Set problem —
Reproduce the material exactly, omitting nothing.

Data to use —

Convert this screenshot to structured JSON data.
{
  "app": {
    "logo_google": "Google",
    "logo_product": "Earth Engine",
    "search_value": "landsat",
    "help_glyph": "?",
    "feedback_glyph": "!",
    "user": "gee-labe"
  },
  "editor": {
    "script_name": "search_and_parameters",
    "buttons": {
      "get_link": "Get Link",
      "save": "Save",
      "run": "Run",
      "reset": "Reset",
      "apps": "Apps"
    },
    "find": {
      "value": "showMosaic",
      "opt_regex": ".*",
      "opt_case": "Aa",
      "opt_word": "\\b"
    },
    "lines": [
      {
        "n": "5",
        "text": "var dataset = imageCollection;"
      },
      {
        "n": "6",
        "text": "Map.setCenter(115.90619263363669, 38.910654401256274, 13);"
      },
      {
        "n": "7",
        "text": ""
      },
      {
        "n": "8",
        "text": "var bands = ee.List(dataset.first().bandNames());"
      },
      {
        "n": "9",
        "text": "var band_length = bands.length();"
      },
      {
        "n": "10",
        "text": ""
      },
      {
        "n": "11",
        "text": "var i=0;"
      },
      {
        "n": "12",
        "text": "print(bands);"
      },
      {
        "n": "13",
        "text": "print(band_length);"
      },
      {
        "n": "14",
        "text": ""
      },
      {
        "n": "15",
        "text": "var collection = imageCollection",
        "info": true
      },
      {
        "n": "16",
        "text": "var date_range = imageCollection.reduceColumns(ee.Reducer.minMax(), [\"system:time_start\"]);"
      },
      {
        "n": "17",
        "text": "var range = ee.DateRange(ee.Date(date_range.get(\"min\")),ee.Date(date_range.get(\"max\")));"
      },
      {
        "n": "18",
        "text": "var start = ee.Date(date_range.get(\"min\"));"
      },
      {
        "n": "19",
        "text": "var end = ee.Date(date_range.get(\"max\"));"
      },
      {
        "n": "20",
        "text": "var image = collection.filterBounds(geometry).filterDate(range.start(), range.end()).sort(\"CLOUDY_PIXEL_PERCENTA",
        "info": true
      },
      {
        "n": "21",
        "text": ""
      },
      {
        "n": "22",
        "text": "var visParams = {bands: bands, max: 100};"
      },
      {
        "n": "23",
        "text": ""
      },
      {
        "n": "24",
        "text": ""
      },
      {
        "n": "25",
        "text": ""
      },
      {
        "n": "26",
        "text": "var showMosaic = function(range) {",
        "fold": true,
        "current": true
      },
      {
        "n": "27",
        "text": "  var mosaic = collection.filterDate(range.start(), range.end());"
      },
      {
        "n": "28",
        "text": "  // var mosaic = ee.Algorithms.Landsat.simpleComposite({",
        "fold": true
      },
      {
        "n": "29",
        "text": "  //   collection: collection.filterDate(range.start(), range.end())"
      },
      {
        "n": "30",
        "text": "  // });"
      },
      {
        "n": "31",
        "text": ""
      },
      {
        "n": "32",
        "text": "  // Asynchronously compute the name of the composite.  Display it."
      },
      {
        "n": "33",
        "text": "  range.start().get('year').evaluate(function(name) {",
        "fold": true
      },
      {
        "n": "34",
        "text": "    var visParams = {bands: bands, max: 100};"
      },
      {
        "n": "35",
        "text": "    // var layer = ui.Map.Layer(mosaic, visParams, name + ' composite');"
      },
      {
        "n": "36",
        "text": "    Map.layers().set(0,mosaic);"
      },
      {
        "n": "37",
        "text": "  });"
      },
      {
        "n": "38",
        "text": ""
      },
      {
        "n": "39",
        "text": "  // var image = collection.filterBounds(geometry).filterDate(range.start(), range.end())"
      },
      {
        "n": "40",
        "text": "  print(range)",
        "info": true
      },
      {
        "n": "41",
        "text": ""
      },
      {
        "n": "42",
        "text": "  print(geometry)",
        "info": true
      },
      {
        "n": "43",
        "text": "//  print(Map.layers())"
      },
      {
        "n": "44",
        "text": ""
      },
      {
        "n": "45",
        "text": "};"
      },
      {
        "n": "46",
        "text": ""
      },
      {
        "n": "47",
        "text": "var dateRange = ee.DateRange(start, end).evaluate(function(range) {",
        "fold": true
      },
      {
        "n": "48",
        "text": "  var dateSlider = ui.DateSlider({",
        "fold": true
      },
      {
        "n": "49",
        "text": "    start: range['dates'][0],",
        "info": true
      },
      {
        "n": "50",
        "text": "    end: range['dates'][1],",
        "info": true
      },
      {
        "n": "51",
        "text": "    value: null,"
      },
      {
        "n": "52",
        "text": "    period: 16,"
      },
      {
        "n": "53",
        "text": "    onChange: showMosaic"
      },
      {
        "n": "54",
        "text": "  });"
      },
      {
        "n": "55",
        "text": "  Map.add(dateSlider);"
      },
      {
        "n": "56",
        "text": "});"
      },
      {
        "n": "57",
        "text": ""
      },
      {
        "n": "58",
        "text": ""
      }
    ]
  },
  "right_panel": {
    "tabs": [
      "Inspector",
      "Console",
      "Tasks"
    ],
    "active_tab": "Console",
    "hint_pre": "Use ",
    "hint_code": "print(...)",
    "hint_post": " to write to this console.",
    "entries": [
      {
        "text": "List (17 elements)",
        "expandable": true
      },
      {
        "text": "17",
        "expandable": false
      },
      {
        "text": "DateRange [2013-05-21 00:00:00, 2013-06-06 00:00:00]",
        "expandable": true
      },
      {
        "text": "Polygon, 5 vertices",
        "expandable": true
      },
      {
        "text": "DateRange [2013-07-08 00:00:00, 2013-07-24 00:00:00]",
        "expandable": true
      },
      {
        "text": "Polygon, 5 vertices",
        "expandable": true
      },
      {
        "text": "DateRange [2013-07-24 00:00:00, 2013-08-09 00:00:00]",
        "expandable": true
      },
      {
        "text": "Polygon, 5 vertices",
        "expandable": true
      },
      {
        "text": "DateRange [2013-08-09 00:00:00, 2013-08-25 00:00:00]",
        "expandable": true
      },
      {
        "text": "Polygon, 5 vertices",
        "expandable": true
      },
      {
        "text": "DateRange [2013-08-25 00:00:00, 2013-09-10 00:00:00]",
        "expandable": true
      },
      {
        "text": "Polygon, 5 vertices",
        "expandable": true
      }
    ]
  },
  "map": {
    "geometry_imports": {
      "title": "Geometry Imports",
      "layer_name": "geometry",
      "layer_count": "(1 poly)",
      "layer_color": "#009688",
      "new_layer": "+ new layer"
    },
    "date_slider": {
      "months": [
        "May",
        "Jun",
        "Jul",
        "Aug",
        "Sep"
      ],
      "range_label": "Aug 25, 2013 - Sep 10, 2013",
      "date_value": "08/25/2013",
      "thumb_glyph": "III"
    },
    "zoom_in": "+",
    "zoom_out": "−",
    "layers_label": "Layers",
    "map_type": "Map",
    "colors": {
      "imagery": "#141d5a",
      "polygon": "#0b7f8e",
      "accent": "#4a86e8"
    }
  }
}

Task output —
Convert this screenshot to structured JSON data.
{
  "app": {
    "logo_google": "Google",
    "logo_product": "Earth Engine",
    "search_value": "landsat",
    "help_glyph": "?",
    "feedback_glyph": "!",
    "user": "gee-labe"
  },
  "editor": {
    "script_name": "search_and_parameters",
    "buttons": {
      "get_link": "Get Link",
      "save": "Save",
      "run": "Run",
      "reset": "Reset",
      "apps": "Apps"
    },
    "find": {
      "value": "showMosaic",
      "opt_regex": ".*",
      "opt_case": "Aa",
      "opt_word": "\\b"
    },
    "lines": [
      {
        "n": "5",
        "text": "var dataset = imageCollection;"
      },
      {
        "n": "6",
        "text": "Map.setCenter(115.90619263363669, 38.910654401256274, 13);"
      },
      {
        "n": "7",
        "text": ""
      },
      {
        "n": "8",
        "text": "var bands = ee.List(dataset.first().bandNames());"
      },
      {
        "n": "9",
        "text": "var band_length = bands.length();"
      },
      {
        "n": "10",
        "text": ""
      },
      {
        "n": "11",
        "text": "var i=0;"
      },
      {
        "n": "12",
        "text": "print(bands);"
      },
      {
        "n": "13",
        "text": "print(band_length);"
      },
      {
        "n": "14",
        "text": ""
      },
      {
        "n": "15",
        "text": "var collection = imageCollection",
        "info": true
      },
      {
        "n": "16",
        "text": "var date_range = imageCollection.reduceColumns(ee.Reducer.minMax(), [\"system:time_start\"]);"
      },
      {
        "n": "17",
        "text": "var range = ee.DateRange(ee.Date(date_range.get(\"min\")),ee.Date(date_range.get(\"max\")));"
      },
      {
        "n": "18",
        "text": "var start = ee.Date(date_range.get(\"min\"));"
      },
      {
        "n": "19",
        "text": "var end = ee.Date(date_range.get(\"max\"));"
      },
      {
        "n": "20",
        "text": "var image = collection.filterBounds(geometry).filterDate(range.start(), range.end()).sort(\"CLOUDY_PIXEL_PERCENTA",
        "info": true
      },
      {
        "n": "21",
        "text": ""
      },
      {
        "n": "22",
        "text": "var visParams = {bands: bands, max: 100};"
      },
      {
        "n": "23",
        "text": ""
      },
      {
        "n": "24",
        "text": ""
      },
      {
        "n": "25",
        "text": ""
      },
      {
        "n": "26",
        "text": "var showMosaic = function(range) {",
        "fold": true,
        "current": true
      },
      {
        "n": "27",
        "text": "  var mosaic = collection.filterDate(range.start(), range.end());"
      },
      {
        "n": "28",
        "text": "  // var mosaic = ee.Algorithms.Landsat.simpleComposite({",
        "fold": true
      },
      {
        "n": "29",
        "text": "  //   collection: collection.filterDate(range.start(), range.end())"
      },
      {
        "n": "30",
        "text": "  // });"
      },
      {
        "n": "31",
        "text": ""
      },
      {
        "n": "32",
        "text": "  // Asynchronously compute the name of the composite.  Display it."
      },
      {
        "n": "33",
        "text": "  range.start().get('year').evaluate(function(name) {",
        "fold": true
      },
      {
        "n": "34",
        "text": "    var visParams = {bands: bands, max: 100};"
      },
      {
        "n": "35",
        "text": "    // var layer = ui.Map.Layer(mosaic, visParams, name + ' composite');"
      },
      {
        "n": "36",
        "text": "    Map.layers().set(0,mosaic);"
      },
      {
        "n": "37",
        "text": "  });"
      },
      {
        "n": "38",
        "text": ""
      },
      {
        "n": "39",
        "text": "  // var image = collection.filterBounds(geometry).filterDate(range.start(), range.end())"
      },
      {
        "n": "40",
        "text": "  print(range)",
        "info": true
      },
      {
        "n": "41",
        "text": ""
      },
      {
        "n": "42",
        "text": "  print(geometry)",
        "info": true
      },
      {
        "n": "43",
        "text": "//  print(Map.layers())"
      },
      {
        "n": "44",
        "text": ""
      },
      {
        "n": "45",
        "text": "};"
      },
      {
        "n": "46",
        "text": ""
      },
      {
        "n": "47",
        "text": "var dateRange = ee.DateRange(start, end).evaluate(function(range) {",
        "fold": true
      },
      {
        "n": "48",
        "text": "  var dateSlider = ui.DateSlider({",
        "fold": true
      },
      {
        "n": "49",
        "text": "    start: range['dates'][0],",
        "info": true
      },
      {
        "n": "50",
        "text": "    end: range['dates'][1],",
        "info": true
      },
      {
        "n": "51",
        "text": "    value: null,"
      },
      {
        "n": "52",
        "text": "    period: 16,"
      },
      {
        "n": "53",
        "text": "    onChange: showMosaic"
      },
      {
        "n": "54",
        "text": "  });"
      },
      {
        "n": "55",
        "text": "  Map.add(dateSlider);"
      },
      {
        "n": "56",
        "text": "});"
      },
      {
        "n": "57",
        "text": ""
      },
      {
        "n": "58",
        "text": ""
      }
    ]
  },
  "right_panel": {
    "tabs": [
      "Inspector",
      "Console",
      "Tasks"
    ],
    "active_tab": "Console",
    "hint_pre": "Use ",
    "hint_code": "print(...)",
    "hint_post": " to write to this console.",
    "entries": [
      {
        "text": "List (17 elements)",
        "expandable": true
      },
      {
        "text": "17",
        "expandable": false
      },
      {
        "text": "DateRange [2013-05-21 00:00:00, 2013-06-06 00:00:00]",
        "expandable": true
      },
      {
        "text": "Polygon, 5 vertices",
        "expandable": true
      },
      {
        "text": "DateRange [2013-07-08 00:00:00, 2013-07-24 00:00:00]",
        "expandable": true
      },
      {
        "text": "Polygon, 5 vertices",
        "expandable": true
      },
      {
        "text": "DateRange [2013-07-24 00:00:00, 2013-08-09 00:00:00]",
        "expandable": true
      },
      {
        "text": "Polygon, 5 vertices",
        "expandable": true
      },
      {
        "text": "DateRange [2013-08-09 00:00:00, 2013-08-25 00:00:00]",
        "expandable": true
      },
      {
        "text": "Polygon, 5 vertices",
        "expandable": true
      },
      {
        "text": "DateRange [2013-08-25 00:00:00, 2013-09-10 00:00:00]",
        "expandable": true
      },
      {
        "text": "Polygon, 5 vertices",
        "expandable": true
      }
    ]
  },
  "map": {
    "geometry_imports": {
      "title": "Geometry Imports",
      "layer_name": "geometry",
      "layer_count": "(1 poly)",
      "layer_color": "#009688",
      "new_layer": "+ new layer"
    },
    "date_slider": {
      "months": [
        "May",
        "Jun",
        "Jul",
        "Aug",
        "Sep"
      ],
      "range_label": "Aug 25, 2013 - Sep 10, 2013",
      "date_value": "08/25/2013",
      "thumb_glyph": "III"
    },
    "zoom_in": "+",
    "zoom_out": "−",
    "layers_label": "Layers",
    "map_type": "Map",
    "colors": {
      "imagery": "#141d5a",
      "polygon": "#0b7f8e",
      "accent": "#4a86e8"
    }
  }
}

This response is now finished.